Goal of the exercise: Return the listing below word for word.

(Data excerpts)
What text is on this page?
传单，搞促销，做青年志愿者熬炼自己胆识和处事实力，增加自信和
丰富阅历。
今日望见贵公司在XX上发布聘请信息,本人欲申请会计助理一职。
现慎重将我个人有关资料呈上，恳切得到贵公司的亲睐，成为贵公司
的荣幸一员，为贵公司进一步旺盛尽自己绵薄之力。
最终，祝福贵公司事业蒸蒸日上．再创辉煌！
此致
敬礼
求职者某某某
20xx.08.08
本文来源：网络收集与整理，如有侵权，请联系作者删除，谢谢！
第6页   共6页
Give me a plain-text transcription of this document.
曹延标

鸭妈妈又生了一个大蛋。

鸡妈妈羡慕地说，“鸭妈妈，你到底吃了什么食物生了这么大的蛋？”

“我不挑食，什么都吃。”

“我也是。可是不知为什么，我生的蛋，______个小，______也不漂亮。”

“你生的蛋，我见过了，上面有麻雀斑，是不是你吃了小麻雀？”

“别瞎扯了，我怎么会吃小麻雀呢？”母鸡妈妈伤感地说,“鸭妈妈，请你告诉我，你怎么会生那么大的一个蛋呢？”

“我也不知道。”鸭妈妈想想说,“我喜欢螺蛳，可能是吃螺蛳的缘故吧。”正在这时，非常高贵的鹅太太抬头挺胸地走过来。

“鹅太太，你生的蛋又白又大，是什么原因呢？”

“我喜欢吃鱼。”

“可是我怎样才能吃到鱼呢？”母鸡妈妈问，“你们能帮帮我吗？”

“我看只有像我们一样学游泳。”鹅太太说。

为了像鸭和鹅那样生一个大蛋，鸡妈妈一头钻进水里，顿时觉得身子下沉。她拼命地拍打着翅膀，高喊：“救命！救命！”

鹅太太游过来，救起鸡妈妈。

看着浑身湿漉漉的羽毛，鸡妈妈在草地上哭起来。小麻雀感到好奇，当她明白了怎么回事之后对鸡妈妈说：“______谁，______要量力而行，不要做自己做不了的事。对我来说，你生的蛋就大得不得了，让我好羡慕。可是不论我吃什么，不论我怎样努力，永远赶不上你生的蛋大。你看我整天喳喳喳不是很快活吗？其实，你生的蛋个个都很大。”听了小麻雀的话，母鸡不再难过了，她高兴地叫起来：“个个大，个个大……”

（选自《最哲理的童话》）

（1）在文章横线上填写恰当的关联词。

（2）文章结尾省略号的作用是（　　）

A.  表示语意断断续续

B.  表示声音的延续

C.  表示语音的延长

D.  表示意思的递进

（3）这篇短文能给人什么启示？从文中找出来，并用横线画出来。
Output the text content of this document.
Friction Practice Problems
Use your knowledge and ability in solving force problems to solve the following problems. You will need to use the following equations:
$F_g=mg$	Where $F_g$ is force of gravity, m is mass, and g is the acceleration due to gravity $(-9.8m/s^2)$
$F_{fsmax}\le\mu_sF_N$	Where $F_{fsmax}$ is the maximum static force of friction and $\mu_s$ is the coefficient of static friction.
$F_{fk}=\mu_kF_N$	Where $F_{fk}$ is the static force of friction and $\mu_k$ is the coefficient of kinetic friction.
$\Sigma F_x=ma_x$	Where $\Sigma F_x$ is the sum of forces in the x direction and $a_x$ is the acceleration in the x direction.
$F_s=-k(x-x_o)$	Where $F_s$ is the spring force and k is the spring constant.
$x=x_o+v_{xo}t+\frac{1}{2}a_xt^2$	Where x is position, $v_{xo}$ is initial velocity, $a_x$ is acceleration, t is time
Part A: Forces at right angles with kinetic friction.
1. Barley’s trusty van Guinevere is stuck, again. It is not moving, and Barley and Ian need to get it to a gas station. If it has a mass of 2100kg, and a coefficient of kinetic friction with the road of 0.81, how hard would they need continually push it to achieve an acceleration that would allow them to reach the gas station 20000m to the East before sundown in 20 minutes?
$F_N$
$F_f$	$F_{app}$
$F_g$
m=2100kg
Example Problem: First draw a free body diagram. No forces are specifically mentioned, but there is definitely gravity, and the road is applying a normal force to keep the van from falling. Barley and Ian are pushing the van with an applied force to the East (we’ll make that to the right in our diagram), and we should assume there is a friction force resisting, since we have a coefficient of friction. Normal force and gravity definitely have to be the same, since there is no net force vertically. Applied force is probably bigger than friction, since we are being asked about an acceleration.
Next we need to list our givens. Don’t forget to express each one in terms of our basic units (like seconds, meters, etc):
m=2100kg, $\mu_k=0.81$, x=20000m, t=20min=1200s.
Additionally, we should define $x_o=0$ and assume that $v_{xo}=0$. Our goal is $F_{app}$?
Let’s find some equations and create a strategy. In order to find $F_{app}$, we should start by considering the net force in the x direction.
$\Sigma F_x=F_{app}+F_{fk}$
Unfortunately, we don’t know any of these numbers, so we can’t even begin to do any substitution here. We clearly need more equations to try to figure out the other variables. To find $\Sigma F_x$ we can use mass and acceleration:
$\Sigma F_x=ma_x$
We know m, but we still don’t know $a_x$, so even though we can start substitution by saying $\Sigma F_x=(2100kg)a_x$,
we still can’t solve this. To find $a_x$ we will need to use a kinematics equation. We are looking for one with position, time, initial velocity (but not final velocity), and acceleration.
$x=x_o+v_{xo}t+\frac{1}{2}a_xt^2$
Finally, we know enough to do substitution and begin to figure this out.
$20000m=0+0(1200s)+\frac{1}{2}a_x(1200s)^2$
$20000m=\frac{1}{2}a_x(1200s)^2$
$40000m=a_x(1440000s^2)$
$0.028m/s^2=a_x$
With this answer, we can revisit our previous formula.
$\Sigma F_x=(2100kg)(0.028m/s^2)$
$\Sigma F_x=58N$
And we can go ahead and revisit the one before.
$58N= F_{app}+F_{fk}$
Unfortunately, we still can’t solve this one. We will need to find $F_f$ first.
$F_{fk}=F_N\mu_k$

Task result:
What text is on this page?
传单，搞促销，做青年志愿者熬炼自己胆识和处事实力，增加自信和
丰富阅历。
今日望见贵公司在XX上发布聘请信息,本人欲申请会计助理一职。
现慎重将我个人有关资料呈上，恳切得到贵公司的亲睐，成为贵公司
的荣幸一员，为贵公司进一步旺盛尽自己绵薄之力。
最终，祝福贵公司事业蒸蒸日上．再创辉煌！
此致
敬礼
求职者某某某
20xx.08.08
本文来源：网络收集与整理，如有侵权，请联系作者删除，谢谢！
第6页   共6页
Give me a plain-text transcription of this document.
曹延标

鸭妈妈又生了一个大蛋。

鸡妈妈羡慕地说，“鸭妈妈，你到底吃了什么食物生了这么大的蛋？”

“我不挑食，什么都吃。”

“我也是。可是不知为什么，我生的蛋，______个小，______也不漂亮。”

“你生的蛋，我见过了，上面有麻雀斑，是不是你吃了小麻雀？”

“别瞎扯了，我怎么会吃小麻雀呢？”母鸡妈妈伤感地说,“鸭妈妈，请你告诉我，你怎么会生那么大的一个蛋呢？”

“我也不知道。”鸭妈妈想想说,“我喜欢螺蛳，可能是吃螺蛳的缘故吧。”正在这时，非常高贵的鹅太太抬头挺胸地走过来。

“鹅太太，你生的蛋又白又大，是什么原因呢？”

“我喜欢吃鱼。”

“可是我怎样才能吃到鱼呢？”母鸡妈妈问，“你们能帮帮我吗？”

“我看只有像我们一样学游泳。”鹅太太说。

为了像鸭和鹅那样生一个大蛋，鸡妈妈一头钻进水里，顿时觉得身子下沉。她拼命地拍打着翅膀，高喊：“救命！救命！”

鹅太太游过来，救起鸡妈妈。

看着浑身湿漉漉的羽毛，鸡妈妈在草地上哭起来。小麻雀感到好奇，当她明白了怎么回事之后对鸡妈妈说：“______谁，______要量力而行，不要做自己做不了的事。对我来说，你生的蛋就大得不得了，让我好羡慕。可是不论我吃什么，不论我怎样努力，永远赶不上你生的蛋大。你看我整天喳喳喳不是很快活吗？其实，你生的蛋个个都很大。”听了小麻雀的话，母鸡不再难过了，她高兴地叫起来：“个个大，个个大……”

（选自《最哲理的童话》）

（1）在文章横线上填写恰当的关联词。

（2）文章结尾省略号的作用是（　　）

A.  表示语意断断续续

B.  表示声音的延续

C.  表示语音的延长

D.  表示意思的递进

（3）这篇短文能给人什么启示？从文中找出来，并用横线画出来。
Output the text content of this document.
Friction Practice Problems
Use your knowledge and ability in solving force problems to solve the following problems. You will need to use the following equations:
$F_g=mg$	Where $F_g$ is force of gravity, m is mass, and g is the acceleration due to gravity $(-9.8m/s^2)$
$F_{fsmax}\le\mu_sF_N$	Where $F_{fsmax}$ is the maximum static force of friction and $\mu_s$ is the coefficient of static friction.
$F_{fk}=\mu_kF_N$	Where $F_{fk}$ is the static force of friction and $\mu_k$ is the coefficient of kinetic friction.
$\Sigma F_x=ma_x$	Where $\Sigma F_x$ is the sum of forces in the x direction and $a_x$ is the acceleration in the x direction.
$F_s=-k(x-x_o)$	Where $F_s$ is the spring force and k is the spring constant.
$x=x_o+v_{xo}t+\frac{1}{2}a_xt^2$	Where x is position, $v_{xo}$ is initial velocity, $a_x$ is acceleration, t is time
Part A: Forces at right angles with kinetic friction.
1. Barley’s trusty van Guinevere is stuck, again. It is not moving, and Barley and Ian need to get it to a gas station. If it has a mass of 2100kg, and a coefficient of kinetic friction with the road of 0.81, how hard would they need continually push it to achieve an acceleration that would allow them to reach the gas station 20000m to the East before sundown in 20 minutes?
$F_N$
$F_f$	$F_{app}$
$F_g$
m=2100kg
Example Problem: First draw a free body diagram. No forces are specifically mentioned, but there is definitely gravity, and the road is applying a normal force to keep the van from falling. Barley and Ian are pushing the van with an applied force to the East (we’ll make that to the right in our diagram), and we should assume there is a friction force resisting, since we have a coefficient of friction. Normal force and gravity definitely have to be the same, since there is no net force vertically. Applied force is probably bigger than friction, since we are being asked about an acceleration.
Next we need to list our givens. Don’t forget to express each one in terms of our basic units (like seconds, meters, etc):
m=2100kg, $\mu_k=0.81$, x=20000m, t=20min=1200s.
Additionally, we should define $x_o=0$ and assume that $v_{xo}=0$. Our goal is $F_{app}$?
Let’s find some equations and create a strategy. In order to find $F_{app}$, we should start by considering the net force in the x direction.
$\Sigma F_x=F_{app}+F_{fk}$
Unfortunately, we don’t know any of these numbers, so we can’t even begin to do any substitution here. We clearly need more equations to try to figure out the other variables. To find $\Sigma F_x$ we can use mass and acceleration:
$\Sigma F_x=ma_x$
We know m, but we still don’t know $a_x$, so even though we can start substitution by saying $\Sigma F_x=(2100kg)a_x$,
we still can’t solve this. To find $a_x$ we will need to use a kinematics equation. We are looking for one with position, time, initial velocity (but not final velocity), and acceleration.
$x=x_o+v_{xo}t+\frac{1}{2}a_xt^2$
Finally, we know enough to do substitution and begin to figure this out.
$20000m=0+0(1200s)+\frac{1}{2}a_x(1200s)^2$
$20000m=\frac{1}{2}a_x(1200s)^2$
$40000m=a_x(1440000s^2)$
$0.028m/s^2=a_x$
With this answer, we can revisit our previous formula.
$\Sigma F_x=(2100kg)(0.028m/s^2)$
$\Sigma F_x=58N$
And we can go ahead and revisit the one before.
$58N= F_{app}+F_{fk}$
Unfortunately, we still can’t solve this one. We will need to find $F_f$ first.
$F_{fk}=F_N\mu_k$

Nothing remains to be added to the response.